QUOTED PASSAGE:
Start of Block
Early Cold Shock Gynogenesis

Early cold shock gynogenesis prevents extrusion of the polar body and is therefore effective for making haploid embryos diploid and making loci near the centromere homozygous. Early cold shock gynogenesis is more efficient than late cold shock gynogenesis, although only a portion of the genome is made homozygous.

Protocol for Diploidizing Haploid Embryos using Cold Shock Treatment (Equivalent of Early Hydrostatic Pressure) PDF

1. Make 1.0 L of 0.05 X MBS + 0.1 % BSA (pH 7.50). Pre-chill several 50-mL conical tubes containing 0.05 X MBS + 0.1% BSA in a slushy ice water bath (T = 1.0 to 3.0 oC). Keep remaining solution at room temperature to use prior to and after embryo cold shock embryos to avoid any effects of concentration gradient or pH difference.
End of Block
WHAT YOU SHOULD DO: In the cold shock gynogenesis text, why does step 1 keep the remaining solution at room temperature? Rely only on the cold shock gynogenesis text.

(Document understanding data)
Start of Block
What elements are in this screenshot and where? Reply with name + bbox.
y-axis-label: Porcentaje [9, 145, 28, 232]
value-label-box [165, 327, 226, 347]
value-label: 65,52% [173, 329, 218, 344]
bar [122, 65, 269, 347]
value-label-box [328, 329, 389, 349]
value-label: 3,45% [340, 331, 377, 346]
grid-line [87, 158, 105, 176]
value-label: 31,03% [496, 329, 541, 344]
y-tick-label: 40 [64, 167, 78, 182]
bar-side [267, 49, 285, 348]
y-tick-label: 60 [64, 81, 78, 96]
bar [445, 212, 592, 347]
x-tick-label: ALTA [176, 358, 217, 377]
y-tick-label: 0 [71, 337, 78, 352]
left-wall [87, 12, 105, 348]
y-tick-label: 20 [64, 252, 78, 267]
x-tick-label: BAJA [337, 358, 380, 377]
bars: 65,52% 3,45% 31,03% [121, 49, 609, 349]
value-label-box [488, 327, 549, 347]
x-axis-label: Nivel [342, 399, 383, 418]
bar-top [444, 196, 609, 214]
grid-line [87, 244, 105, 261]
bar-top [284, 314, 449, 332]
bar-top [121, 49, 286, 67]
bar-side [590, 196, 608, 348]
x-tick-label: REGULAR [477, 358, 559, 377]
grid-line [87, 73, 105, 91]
End of Block
COMPLETED TASK: The room-temperature solution is used before and after the embryos are cold shocked. Using the same solution avoids any effects of a concentration gradient or a pH difference.